= Task data =
——
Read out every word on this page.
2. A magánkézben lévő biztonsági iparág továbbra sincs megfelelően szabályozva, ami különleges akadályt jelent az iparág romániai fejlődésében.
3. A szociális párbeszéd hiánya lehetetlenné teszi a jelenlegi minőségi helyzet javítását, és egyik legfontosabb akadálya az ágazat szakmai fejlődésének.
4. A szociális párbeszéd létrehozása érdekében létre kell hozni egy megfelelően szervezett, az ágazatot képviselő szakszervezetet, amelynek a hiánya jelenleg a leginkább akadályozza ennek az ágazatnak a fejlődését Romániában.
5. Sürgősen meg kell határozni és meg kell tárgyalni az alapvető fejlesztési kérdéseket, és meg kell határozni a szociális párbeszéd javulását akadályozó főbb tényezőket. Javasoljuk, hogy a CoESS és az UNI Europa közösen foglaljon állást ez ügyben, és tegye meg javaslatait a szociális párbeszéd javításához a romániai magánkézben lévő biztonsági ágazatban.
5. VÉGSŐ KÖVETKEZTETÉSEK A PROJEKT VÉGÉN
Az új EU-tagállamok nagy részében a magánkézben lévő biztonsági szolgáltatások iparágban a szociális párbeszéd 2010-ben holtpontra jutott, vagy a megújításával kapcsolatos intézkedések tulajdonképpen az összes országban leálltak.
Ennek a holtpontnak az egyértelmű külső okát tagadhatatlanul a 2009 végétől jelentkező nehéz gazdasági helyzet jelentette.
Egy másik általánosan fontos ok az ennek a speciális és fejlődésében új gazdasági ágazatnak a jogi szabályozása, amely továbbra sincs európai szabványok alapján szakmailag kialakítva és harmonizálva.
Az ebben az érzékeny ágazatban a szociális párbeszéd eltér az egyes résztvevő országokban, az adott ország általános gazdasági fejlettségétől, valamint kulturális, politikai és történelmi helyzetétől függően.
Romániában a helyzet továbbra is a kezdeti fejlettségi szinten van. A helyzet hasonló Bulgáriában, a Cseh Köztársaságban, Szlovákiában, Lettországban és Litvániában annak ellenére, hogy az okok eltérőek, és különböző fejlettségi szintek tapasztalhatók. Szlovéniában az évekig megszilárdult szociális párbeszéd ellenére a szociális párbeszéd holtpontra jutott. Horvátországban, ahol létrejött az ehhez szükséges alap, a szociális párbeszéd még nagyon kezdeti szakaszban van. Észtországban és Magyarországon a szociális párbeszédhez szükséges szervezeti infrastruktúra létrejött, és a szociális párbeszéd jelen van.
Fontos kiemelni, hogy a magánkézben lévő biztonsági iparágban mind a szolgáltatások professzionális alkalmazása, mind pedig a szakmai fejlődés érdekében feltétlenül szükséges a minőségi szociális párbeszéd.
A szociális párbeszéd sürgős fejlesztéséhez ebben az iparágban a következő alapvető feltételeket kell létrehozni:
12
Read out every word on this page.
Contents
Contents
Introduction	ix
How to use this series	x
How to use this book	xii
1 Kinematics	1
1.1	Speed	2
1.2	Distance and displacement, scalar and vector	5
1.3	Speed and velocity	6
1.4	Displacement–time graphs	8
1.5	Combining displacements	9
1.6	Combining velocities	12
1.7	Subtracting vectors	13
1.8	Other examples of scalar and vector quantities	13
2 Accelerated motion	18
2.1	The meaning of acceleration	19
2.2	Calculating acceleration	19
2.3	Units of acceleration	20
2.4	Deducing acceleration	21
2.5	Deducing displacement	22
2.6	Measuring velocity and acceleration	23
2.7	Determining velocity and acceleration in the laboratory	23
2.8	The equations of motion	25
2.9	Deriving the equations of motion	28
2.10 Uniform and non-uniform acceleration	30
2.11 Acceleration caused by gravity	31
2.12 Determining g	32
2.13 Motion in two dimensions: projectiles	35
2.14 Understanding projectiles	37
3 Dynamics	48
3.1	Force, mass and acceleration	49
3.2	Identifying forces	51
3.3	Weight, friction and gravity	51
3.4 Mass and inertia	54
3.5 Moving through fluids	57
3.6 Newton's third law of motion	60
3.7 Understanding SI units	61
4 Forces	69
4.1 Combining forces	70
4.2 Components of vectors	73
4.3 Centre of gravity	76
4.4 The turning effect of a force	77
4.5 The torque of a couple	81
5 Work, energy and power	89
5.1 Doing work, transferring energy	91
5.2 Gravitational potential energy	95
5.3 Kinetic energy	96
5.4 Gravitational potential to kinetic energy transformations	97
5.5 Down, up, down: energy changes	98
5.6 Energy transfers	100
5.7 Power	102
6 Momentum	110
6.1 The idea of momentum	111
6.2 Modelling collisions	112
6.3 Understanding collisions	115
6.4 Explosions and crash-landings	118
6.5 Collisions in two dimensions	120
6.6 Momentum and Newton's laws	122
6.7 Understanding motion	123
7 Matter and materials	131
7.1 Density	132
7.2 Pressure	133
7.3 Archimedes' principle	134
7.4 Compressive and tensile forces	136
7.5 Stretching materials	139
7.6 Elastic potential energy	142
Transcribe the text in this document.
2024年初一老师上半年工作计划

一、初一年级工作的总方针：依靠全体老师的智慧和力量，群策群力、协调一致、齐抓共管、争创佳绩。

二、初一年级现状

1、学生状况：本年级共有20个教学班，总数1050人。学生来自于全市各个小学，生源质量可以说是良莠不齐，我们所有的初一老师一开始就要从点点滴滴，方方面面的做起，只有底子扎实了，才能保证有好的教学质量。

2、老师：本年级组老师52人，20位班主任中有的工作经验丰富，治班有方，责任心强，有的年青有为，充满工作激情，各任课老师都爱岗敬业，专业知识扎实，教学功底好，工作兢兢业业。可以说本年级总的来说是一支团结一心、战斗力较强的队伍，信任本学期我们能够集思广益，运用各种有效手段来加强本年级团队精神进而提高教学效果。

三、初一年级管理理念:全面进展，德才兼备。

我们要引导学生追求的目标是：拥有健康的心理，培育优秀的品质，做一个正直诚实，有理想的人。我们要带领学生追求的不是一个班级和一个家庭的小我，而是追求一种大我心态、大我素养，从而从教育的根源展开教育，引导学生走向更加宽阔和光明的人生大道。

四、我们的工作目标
——
= Your instructions =
Starting with the line that contains "Transcribe the text in this document.", write out each line through the end of the listing, exactly as it appears, and include nothing else.

= Answer =
Transcribe the text in this document.
2024年初一老师上半年工作计划

一、初一年级工作的总方针：依靠全体老师的智慧和力量，群策群力、协调一致、齐抓共管、争创佳绩。

二、初一年级现状

1、学生状况：本年级共有20个教学班，总数1050人。学生来自于全市各个小学，生源质量可以说是良莠不齐，我们所有的初一老师一开始就要从点点滴滴，方方面面的做起，只有底子扎实了，才能保证有好的教学质量。

2、老师：本年级组老师52人，20位班主任中有的工作经验丰富，治班有方，责任心强，有的年青有为，充满工作激情，各任课老师都爱岗敬业，专业知识扎实，教学功底好，工作兢兢业业。可以说本年级总的来说是一支团结一心、战斗力较强的队伍，信任本学期我们能够集思广益，运用各种有效手段来加强本年级团队精神进而提高教学效果。

三、初一年级管理理念:全面进展，德才兼备。

我们要引导学生追求的目标是：拥有健康的心理，培育优秀的品质，做一个正直诚实，有理想的人。我们要带领学生追求的不是一个班级和一个家庭的小我，而是追求一种大我心态、大我素养，从而从教育的根源展开教育，引导学生走向更加宽阔和光明的人生大道。

四、我们的工作目标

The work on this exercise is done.